**RECORD EXCERPTS**

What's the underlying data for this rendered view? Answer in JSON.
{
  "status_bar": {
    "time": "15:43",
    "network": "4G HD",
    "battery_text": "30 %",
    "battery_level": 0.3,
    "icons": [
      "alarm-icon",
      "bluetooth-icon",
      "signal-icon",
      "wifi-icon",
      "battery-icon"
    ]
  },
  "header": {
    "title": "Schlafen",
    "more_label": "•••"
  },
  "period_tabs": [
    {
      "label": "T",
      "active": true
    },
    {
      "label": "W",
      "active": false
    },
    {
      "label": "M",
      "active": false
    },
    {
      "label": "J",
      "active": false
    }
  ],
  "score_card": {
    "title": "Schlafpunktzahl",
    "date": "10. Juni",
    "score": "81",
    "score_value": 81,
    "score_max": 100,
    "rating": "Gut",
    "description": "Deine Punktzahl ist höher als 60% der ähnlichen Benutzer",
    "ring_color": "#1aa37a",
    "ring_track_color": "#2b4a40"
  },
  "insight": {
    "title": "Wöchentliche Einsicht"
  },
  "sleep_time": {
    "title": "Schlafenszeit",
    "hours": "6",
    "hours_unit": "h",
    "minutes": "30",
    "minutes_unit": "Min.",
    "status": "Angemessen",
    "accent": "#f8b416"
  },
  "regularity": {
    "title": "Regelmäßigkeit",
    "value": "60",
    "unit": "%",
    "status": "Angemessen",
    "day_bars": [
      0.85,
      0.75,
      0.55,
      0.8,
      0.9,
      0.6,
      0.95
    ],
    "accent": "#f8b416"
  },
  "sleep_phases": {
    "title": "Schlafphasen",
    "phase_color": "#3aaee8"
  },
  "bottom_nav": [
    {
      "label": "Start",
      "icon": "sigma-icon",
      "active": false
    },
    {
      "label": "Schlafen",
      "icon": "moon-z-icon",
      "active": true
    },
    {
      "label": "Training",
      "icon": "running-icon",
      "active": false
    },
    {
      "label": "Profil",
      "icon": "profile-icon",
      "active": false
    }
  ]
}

**WHAT IS BEING ASKED**
Collect every line with the string "title" from the records, and copy each.

**FINAL RESULT**
    "title": "Schlafen",
    "title": "Schlafpunktzahl",
    "title": "Wöchentliche Einsicht"
    "title": "Schlafenszeit",
    "title": "Regelmäßigkeit",
    "title": "Schlafphasen",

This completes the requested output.